══ PAGE
I'm waking up the Boodle to say bon voyage to AFan,TFan, and Dreamer who may not get this message until landing in Hong Kong. We flyover foreigners will miss you. You've taught us a lot so join us again soon with reports from Asia. Thanks for keeping us punctuationally correct. Sorry if that's not a word, but you know what I mean.

I'm glad that NASA PAO resigned (or was let go.) He's got a lot to learn but has created quite a history about himself already.

Great stories about families. I could tell a few but am just dropping by for a moment.
Glad we have established that the Kit and Kaboodle are legitimate.

On to see a replay of the Opening Ceremonies. Critique later.


Posted by: boondocklurker | February 11, 2006 4:53 AM | Report abuse

Does anyone know where Sara is? I haven't seen anything from her in awhile. Does she still come by?

Posted by: Cassandra S | February 11, 2006 5:56 AM | Report abuse

Luciano was in the opening ceremony? I thought it was all old disco. Now i'm sorry to have missed it - for Pavarotti, not for the disco.

In any event, it was the Borowitz Report furnished by kbertocci, that made my day. I read it to a kid working on the house (Kid=38 y/o carpenter/handyman) and he later heard it on his radio from a talk program that had picked it up. He came back inside and said "It's true, that story about kicking a guy off the team because he wasn't sick or anything, I just heard it on the radio." Thus do legends enter and grow within the human milieu. Joseph Campbell would be proud.

BTW, here in the rural south I have learned to read to audiences, particularly political bodies. As a consultant to small, local governments, I discovered that the incidence of illiteracy in elected officials is astonishingly high, so always read documents to city councils or county commissions to be sure they "get it." I should add that the lack of ability to read does not necessarily affect the ability to think - and that some of the most natively intelligent people i've met, could not read or write.

So, reading the Borowitz Report (between gales of laughter) to the kid was a safeguard in a part of the country where an elementary school reading level appears to be the norm. And I am not kidding about that.

Posted by: Shiloh | February 11, 2006 6:21 AM | Report abuse

P.S. If a spouse or child has been reading this boodle to some of our bloggers, I am, again, not surprised.

Posted by: Shiloh | February 11, 2006 6:25 AM | Report abuse

Bayou Self: "We're a pretty unabridged bunch..."

You can say that again!!

Thanks for sleuthing out "kaboodle"--one source I found said "most dictionaries list the spelling as 'caboodle'" so that was a clue that SOMEWHERE there was a dictionary with the k spelling. But I would still use the American Heritage dictionary as my standard, with the Oxford Unabridged for British English (I'll try to check that one when I go to the library today).

Posted by: kbertocci | February 11, 2006 6:31 AM | Report abuse

Maybe I'm seeing things...but I'm almost positive the Lonemule is in one of the BPH photos - just behind Tim!

I can't say if it is the "real" Lonemule - but it kind of explains why everyone is holding up two "mule ears".

Posted by: ot | February 11, 2006 7:05 AM | Report abuse

ot, I am not fooled. Clearly, that is Curmudgeon in costume.
════
§ **STATED GOAL 1**
Render the stretch of the records from the line containing "What elements are" through the line containing "panel1-x-tick-label: 16 [78, 310, 97, 328]" as a numbered list, omitting blank lines.
The records have no connection to the comment thread.
══ SUPPLIED MATERIAL
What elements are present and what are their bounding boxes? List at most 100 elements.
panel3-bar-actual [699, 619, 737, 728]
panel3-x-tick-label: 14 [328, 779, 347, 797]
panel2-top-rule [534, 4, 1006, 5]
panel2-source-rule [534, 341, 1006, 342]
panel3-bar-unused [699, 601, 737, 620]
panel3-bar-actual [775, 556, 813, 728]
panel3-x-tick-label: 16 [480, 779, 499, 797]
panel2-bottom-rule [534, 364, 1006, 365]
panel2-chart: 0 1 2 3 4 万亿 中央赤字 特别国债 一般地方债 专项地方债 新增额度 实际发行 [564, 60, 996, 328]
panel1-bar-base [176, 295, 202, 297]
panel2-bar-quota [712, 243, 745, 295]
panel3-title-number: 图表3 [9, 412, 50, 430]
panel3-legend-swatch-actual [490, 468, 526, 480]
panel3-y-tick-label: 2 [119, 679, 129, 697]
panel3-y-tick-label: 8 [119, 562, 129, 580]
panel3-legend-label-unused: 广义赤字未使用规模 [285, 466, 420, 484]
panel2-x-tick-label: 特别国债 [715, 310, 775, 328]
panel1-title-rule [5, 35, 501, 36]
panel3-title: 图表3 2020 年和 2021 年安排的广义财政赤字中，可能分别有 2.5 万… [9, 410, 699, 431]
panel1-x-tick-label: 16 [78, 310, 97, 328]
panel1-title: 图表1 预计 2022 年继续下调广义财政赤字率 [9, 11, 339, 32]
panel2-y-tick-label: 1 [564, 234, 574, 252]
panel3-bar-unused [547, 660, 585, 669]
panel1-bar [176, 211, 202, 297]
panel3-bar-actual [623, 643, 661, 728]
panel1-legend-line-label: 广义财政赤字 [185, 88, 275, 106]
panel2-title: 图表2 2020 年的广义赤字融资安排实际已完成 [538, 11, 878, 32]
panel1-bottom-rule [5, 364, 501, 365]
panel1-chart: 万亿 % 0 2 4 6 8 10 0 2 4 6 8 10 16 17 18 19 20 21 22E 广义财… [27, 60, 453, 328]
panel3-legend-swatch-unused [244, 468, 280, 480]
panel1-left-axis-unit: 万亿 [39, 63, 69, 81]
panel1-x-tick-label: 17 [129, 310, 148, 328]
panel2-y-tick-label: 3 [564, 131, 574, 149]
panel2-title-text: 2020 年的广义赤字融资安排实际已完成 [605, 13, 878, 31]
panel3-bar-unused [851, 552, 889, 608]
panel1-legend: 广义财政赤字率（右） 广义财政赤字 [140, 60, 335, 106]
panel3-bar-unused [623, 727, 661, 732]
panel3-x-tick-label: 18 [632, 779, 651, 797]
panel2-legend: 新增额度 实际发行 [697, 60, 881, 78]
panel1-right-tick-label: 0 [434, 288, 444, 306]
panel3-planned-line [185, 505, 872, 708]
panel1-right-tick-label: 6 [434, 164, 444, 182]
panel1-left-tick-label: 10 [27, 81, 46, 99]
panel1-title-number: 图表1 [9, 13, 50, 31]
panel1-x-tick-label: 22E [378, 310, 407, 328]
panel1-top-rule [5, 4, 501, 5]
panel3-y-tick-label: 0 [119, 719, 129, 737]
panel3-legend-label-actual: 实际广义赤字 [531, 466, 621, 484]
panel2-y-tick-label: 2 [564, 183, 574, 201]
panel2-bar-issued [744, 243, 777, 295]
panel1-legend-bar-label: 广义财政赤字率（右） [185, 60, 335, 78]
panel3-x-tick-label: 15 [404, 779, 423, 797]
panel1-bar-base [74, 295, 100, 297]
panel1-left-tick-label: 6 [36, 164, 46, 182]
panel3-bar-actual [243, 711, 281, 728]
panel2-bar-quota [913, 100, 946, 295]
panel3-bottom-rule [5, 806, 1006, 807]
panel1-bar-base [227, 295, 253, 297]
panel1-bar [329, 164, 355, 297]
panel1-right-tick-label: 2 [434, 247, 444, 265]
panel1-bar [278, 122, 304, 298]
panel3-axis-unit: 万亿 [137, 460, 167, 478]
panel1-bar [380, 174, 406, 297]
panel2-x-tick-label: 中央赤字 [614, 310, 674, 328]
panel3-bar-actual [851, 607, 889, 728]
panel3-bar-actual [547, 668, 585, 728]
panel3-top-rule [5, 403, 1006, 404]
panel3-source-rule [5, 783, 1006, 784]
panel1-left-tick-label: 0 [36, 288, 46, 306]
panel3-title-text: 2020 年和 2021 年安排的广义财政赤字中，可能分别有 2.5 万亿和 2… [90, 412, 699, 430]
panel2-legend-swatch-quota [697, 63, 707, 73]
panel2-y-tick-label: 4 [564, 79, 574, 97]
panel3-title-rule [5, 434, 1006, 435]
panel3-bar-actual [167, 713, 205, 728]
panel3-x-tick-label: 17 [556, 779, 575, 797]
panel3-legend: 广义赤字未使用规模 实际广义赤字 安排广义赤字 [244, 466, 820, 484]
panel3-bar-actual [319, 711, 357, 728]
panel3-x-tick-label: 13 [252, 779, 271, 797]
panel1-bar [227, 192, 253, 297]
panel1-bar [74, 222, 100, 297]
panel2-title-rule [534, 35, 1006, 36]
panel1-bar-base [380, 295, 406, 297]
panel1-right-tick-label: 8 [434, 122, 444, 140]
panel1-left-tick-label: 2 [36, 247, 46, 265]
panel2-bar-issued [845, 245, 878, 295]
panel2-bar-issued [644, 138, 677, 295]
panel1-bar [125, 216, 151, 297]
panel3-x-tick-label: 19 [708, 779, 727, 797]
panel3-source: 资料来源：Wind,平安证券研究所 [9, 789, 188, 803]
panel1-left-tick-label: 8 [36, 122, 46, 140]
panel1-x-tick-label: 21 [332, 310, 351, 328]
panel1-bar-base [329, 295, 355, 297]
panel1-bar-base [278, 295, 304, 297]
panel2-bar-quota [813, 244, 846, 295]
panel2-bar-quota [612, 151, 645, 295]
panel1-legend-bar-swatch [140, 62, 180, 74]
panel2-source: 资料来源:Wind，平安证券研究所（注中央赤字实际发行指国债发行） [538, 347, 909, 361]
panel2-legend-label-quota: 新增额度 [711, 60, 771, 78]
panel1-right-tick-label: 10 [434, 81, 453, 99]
════
══ SUPPLIED MATERIAL
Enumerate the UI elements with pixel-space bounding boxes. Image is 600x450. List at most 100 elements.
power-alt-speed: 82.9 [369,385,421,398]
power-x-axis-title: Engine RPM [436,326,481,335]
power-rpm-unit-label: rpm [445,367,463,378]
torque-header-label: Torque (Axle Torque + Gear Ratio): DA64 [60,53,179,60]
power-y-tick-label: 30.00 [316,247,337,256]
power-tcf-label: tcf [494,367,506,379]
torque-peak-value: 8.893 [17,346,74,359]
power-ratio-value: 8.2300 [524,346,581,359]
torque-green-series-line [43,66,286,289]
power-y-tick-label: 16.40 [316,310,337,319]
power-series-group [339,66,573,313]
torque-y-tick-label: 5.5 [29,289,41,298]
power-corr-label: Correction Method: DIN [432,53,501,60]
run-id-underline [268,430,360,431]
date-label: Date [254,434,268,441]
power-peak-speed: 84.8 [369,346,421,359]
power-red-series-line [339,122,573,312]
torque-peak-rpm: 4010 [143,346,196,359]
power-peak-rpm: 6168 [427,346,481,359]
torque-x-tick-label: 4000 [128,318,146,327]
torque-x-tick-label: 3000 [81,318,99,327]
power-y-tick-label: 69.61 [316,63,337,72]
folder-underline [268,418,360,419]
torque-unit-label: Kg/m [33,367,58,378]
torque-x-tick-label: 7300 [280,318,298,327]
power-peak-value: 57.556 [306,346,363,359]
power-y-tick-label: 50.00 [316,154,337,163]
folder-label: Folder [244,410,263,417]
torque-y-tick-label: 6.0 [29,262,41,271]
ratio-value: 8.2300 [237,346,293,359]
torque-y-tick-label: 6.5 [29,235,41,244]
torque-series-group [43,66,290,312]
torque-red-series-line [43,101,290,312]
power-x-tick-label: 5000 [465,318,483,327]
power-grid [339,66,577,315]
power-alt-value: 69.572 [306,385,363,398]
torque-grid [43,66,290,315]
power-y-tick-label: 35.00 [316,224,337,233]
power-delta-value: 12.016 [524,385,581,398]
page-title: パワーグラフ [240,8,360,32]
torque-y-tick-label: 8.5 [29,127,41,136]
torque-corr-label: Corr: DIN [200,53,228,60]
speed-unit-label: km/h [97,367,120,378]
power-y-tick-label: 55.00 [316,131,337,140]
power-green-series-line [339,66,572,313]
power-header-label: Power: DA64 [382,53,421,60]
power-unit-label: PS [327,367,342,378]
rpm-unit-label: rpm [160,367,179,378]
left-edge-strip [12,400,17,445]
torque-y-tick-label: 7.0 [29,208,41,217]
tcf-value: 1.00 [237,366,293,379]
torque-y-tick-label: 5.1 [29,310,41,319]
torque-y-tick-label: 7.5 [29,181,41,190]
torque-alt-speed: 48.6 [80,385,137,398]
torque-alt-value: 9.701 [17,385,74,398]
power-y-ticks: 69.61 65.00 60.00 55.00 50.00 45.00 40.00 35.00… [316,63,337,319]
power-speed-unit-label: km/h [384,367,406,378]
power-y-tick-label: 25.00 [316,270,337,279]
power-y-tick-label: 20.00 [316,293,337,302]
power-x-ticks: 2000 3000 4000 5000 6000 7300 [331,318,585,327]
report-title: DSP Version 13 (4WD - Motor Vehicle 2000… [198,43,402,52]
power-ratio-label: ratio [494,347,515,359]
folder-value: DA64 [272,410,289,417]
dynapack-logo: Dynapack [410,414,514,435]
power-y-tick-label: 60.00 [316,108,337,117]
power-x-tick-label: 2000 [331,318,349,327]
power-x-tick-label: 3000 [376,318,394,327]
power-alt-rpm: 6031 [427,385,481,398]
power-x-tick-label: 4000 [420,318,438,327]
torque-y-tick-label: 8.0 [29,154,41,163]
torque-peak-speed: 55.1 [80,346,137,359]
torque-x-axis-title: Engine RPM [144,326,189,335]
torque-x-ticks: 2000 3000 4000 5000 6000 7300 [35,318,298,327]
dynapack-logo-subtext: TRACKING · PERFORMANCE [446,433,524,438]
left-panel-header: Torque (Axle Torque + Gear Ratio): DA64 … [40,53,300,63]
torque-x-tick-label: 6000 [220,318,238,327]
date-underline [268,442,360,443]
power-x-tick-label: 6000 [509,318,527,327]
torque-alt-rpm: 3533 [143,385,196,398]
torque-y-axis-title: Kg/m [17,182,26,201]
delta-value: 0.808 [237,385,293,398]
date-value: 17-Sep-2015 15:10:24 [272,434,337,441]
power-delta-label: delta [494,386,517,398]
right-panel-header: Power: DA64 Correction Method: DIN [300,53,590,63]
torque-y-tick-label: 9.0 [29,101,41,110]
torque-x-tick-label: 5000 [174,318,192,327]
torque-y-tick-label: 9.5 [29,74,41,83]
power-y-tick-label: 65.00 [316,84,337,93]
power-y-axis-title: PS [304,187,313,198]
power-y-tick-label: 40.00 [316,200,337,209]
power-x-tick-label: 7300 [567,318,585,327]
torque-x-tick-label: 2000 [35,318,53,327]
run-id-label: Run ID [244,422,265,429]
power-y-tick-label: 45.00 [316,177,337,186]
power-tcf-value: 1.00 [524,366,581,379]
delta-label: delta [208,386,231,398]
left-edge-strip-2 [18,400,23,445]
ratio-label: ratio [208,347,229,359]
════
§ **STATED GOAL 2**
Reproduce the stretch of the comment thread from "BTW, here in" through "read or write.".

§ **TASK RESPONSE 1**
1. What elements are present and what are their bounding boxes? List at most 100 elements.
2. panel3-bar-actual [699, 619, 737, 728]
3. panel3-x-tick-label: 14 [328, 779, 347, 797]
4. panel2-top-rule [534, 4, 1006, 5]
5. panel2-source-rule [534, 341, 1006, 342]
6. panel3-bar-unused [699, 601, 737, 620]
7. panel3-bar-actual [775, 556, 813, 728]
8. panel3-x-tick-label: 16 [480, 779, 499, 797]
9. panel2-bottom-rule [534, 364, 1006, 365]
10. panel2-chart: 0 1 2 3 4 万亿 中央赤字 特别国债 一般地方债 专项地方债 新增额度 实际发行 [564, 60, 996, 328]
11. panel1-bar-base [176, 295, 202, 297]
12. panel2-bar-quota [712, 243, 745, 295]
13. panel3-title-number: 图表3 [9, 412, 50, 430]
14. panel3-legend-swatch-actual [490, 468, 526, 480]
15. panel3-y-tick-label: 2 [119, 679, 129, 697]
16. panel3-y-tick-label: 8 [119, 562, 129, 580]
17. panel3-legend-label-unused: 广义赤字未使用规模 [285, 466, 420, 484]
18. panel2-x-tick-label: 特别国债 [715, 310, 775, 328]
19. panel1-title-rule [5, 35, 501, 36]
20. panel3-title: 图表3 2020 年和 2021 年安排的广义财政赤字中，可能分别有 2.5 万… [9, 410, 699, 431]
21. panel1-x-tick-label: 16 [78, 310, 97, 328]

§ **TASK RESPONSE 2**
BTW, here in the rural south I have learned to read to audiences, particularly political bodies. As a consultant to small, local governments, I discovered that the incidence of illiteracy in elected officials is astonishingly high, so always read documents to city councils or county commissions to be sure they "get it." I should add that the lack of ability to read does not necessarily affect the ability to think - and that some of the most natively intelligent people i've met, could not read or write.